> [PROBLEMS]:
1 – Answer these questions from the LDA topic modeling page:
(a) Who does it name as the main inventor of LDA?
(b) What two reasons does it give for the example not being an exact replication?
(c) Which news organization is the small dataset in the code comment from?
2 – Please translate this sentence from the LDA topic modeling page into Spanish: "Topic Modeling is a common and popular method to explore textual datasets."

> [TEXT SECTION]:

┌──

Skip to content

Basic Topic Modeling with LDA

EdwardRaff edited this page Oct 2, 2016 · 1 revision

#Introduction

Topic Modeling is a common and popular method to explore textual datasets. In particular, the Latent Dirichlet Allocation (or LDA) algorithm has been incredibly popular over the years. By no means is it perfect, but it works well enough on most datasets that it's taken over, and many extensions of it exist. JSAT currently has a implementation of this algorithm that was meant for processing larger collections. However this example will just demonstrate how to use it and extract some topics from a model.

CODE: LDA for the AP dataset

This example is run on a dataset from David Blei, the main inventor of LDA, and was used in the original paper. The page it can be obtained from is here, and you should be able to do some comparisons on speed and output. Note that this is not an exact replication, this isn't the same algorithm for solving LDA and the below code doesn't use a stoplist.

import java.io.File;
import java.io.IOException;
import java.nio.charset.Charset;
import java.nio.file.Files;
import java.util.List;
import java.util.concurrent.ExecutorService;
import java.util.concurrent.Executors;
import java.util.logging.Level;
import java.util.logging.Logger;
import jsat.DataSet;
import jsat.linear.Vec;
import jsat.text.TextDataLoader;
import jsat.text.tokenizer.NaiveTokenizer;
import jsat.text.tokenizer.StopWordTokenizer;
import jsat.text.tokenizer.Tokenizer;
import jsat.text.topicmodel.OnlineLDAsvi;
import jsat.text.wordweighting.WordCount;
import jsat.text.wordweighting.WordWeighting;
import jsat.utils.IndexTable;
import jsat.utils.SystemInfo;

/**
 * This will give a basic example of using Latent Dirichlet Allocation (LDA) to
 * perform topic modeling. We will use a small dataset from the Associated Press
 * that can be obtained
 * <a href="http://www.cs.columbia.edu/~blei/lda-c/ap.tgz">here</a>. LDA is not
 * an easy optimization problem, and the stochastic implementation in JSAT can
 * lead to some different results between runs and between implementations. You
 * can compare the topics you get from this demo with the topics David Blei gets
 * <a href="http://www.cs.columbia.edu/~blei/lda-c/ap-topics.pdf">here</a> using
 * a different batch version of this algorithm.

└──

[Dataset rows]
┌──

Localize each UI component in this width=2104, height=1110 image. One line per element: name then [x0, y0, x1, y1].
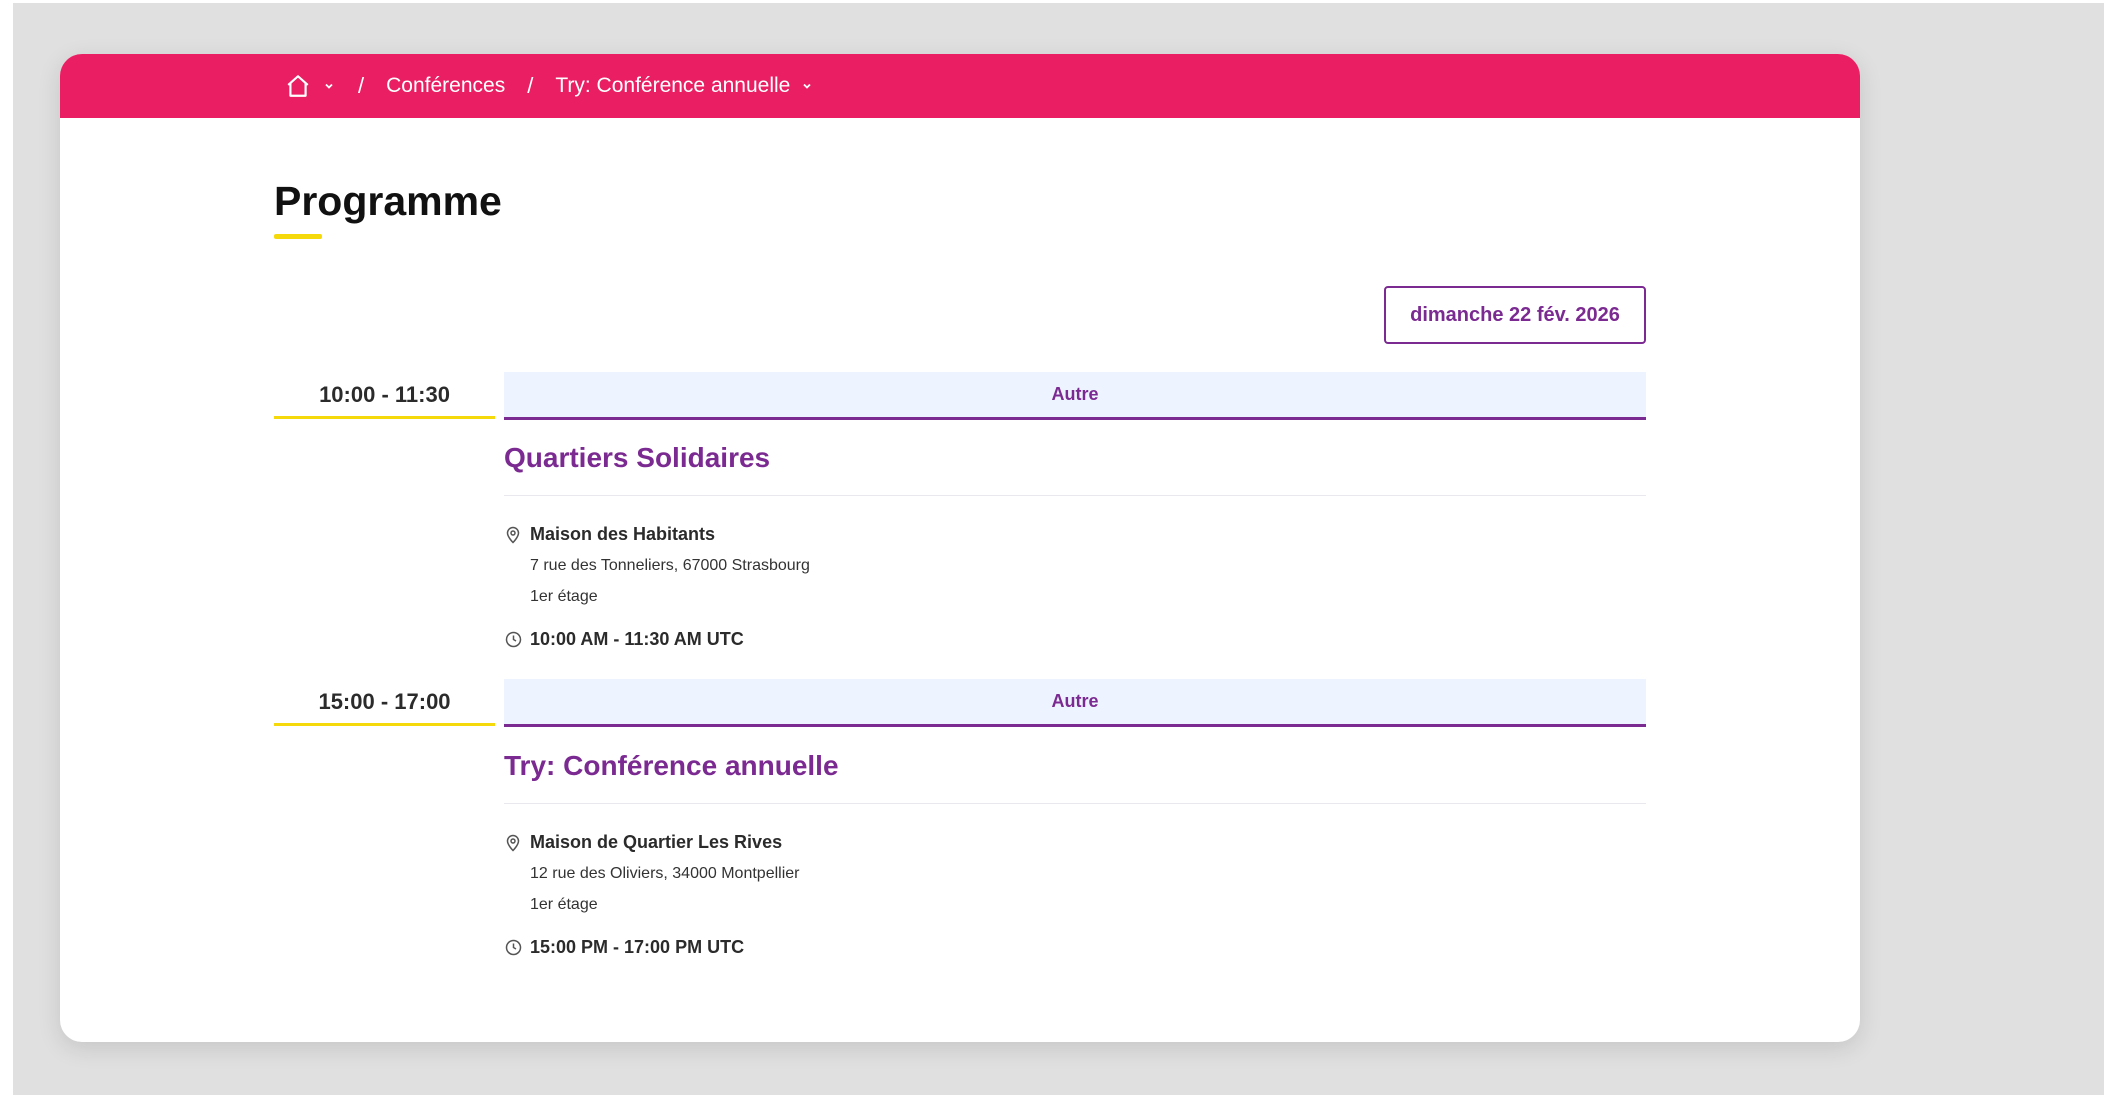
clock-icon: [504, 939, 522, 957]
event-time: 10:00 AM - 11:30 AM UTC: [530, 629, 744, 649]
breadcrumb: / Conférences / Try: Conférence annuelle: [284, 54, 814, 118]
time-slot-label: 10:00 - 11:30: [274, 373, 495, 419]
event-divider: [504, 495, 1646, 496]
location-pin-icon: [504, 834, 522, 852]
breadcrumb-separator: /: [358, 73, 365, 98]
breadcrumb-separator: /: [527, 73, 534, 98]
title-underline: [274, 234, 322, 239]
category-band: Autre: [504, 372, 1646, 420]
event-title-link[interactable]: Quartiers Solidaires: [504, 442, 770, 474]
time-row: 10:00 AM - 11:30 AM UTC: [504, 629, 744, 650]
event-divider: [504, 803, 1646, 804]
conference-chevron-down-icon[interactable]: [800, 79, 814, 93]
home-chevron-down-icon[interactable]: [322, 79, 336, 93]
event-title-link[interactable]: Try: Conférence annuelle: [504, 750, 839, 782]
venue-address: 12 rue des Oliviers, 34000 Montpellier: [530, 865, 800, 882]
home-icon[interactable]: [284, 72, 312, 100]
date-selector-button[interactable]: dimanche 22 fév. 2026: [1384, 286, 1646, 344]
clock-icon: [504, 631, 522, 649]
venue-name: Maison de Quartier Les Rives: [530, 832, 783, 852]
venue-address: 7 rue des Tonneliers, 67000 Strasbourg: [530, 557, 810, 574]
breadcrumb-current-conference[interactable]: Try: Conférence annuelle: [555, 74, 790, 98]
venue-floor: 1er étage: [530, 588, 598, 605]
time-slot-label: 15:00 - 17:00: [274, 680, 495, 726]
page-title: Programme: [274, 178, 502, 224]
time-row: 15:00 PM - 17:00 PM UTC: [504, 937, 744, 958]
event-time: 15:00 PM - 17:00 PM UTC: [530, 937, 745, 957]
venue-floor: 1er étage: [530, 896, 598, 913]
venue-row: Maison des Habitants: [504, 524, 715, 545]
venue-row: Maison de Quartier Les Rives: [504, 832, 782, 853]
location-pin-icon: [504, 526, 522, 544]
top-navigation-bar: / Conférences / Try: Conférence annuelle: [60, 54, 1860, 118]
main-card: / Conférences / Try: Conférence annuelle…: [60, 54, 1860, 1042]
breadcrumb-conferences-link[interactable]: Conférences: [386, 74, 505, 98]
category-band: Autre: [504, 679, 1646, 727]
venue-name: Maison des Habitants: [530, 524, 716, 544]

└──
┌──

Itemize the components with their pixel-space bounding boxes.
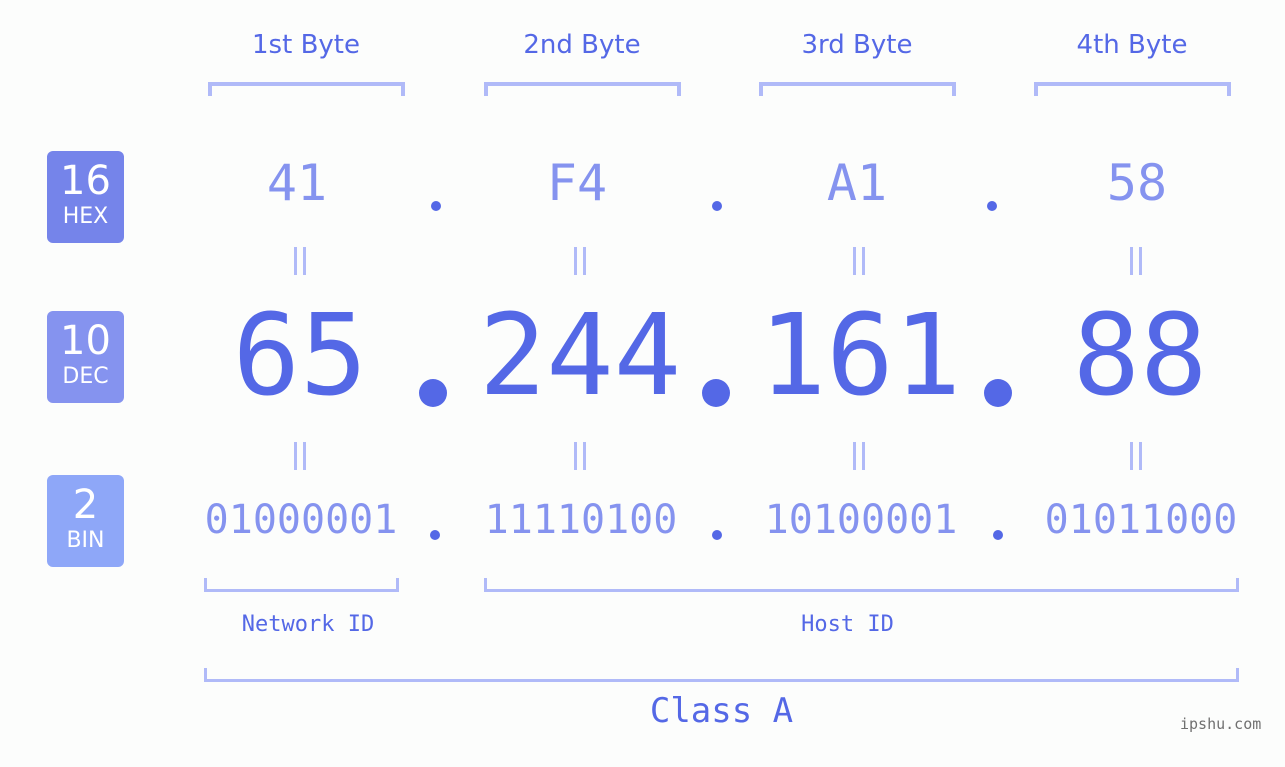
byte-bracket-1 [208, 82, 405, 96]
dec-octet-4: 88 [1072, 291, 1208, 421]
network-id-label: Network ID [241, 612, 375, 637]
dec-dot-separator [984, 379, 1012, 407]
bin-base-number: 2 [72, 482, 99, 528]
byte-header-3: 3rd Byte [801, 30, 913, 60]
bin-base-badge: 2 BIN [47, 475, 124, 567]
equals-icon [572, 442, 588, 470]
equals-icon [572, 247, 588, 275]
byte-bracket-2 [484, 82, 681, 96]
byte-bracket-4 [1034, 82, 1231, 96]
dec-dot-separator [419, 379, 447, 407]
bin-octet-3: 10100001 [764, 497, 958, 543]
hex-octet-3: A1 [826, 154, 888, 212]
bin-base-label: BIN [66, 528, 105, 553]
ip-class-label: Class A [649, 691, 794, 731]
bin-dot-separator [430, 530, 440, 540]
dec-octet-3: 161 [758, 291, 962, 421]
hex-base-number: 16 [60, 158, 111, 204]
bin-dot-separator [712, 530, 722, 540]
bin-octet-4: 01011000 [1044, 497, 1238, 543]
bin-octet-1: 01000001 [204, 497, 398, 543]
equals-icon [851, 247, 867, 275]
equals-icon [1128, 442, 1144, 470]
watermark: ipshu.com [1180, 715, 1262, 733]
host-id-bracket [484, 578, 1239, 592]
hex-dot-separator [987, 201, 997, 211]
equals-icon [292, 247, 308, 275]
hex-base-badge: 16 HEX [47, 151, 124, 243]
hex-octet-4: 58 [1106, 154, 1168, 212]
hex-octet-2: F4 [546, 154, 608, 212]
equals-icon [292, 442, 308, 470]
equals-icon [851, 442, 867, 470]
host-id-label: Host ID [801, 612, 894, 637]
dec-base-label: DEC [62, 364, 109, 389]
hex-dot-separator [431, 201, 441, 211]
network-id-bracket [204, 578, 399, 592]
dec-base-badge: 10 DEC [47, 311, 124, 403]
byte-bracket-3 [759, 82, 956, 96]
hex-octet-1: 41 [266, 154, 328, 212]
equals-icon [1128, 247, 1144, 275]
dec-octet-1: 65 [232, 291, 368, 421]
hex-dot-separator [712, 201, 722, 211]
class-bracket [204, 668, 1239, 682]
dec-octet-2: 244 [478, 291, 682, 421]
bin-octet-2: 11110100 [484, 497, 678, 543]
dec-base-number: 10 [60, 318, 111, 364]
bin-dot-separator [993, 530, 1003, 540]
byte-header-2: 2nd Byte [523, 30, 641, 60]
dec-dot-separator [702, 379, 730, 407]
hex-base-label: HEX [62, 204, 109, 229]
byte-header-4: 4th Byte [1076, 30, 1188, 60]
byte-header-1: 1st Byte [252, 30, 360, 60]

└──

> [FULL SOLUTIONS]:
1 –
(a) David Blei
(b) It isn't the same algorithm for solving LDA, and the code doesn't use a stoplist.
(c) The Associated Press

2 – El modelado de temas es un método común y popular para explorar conjuntos de datos textuales.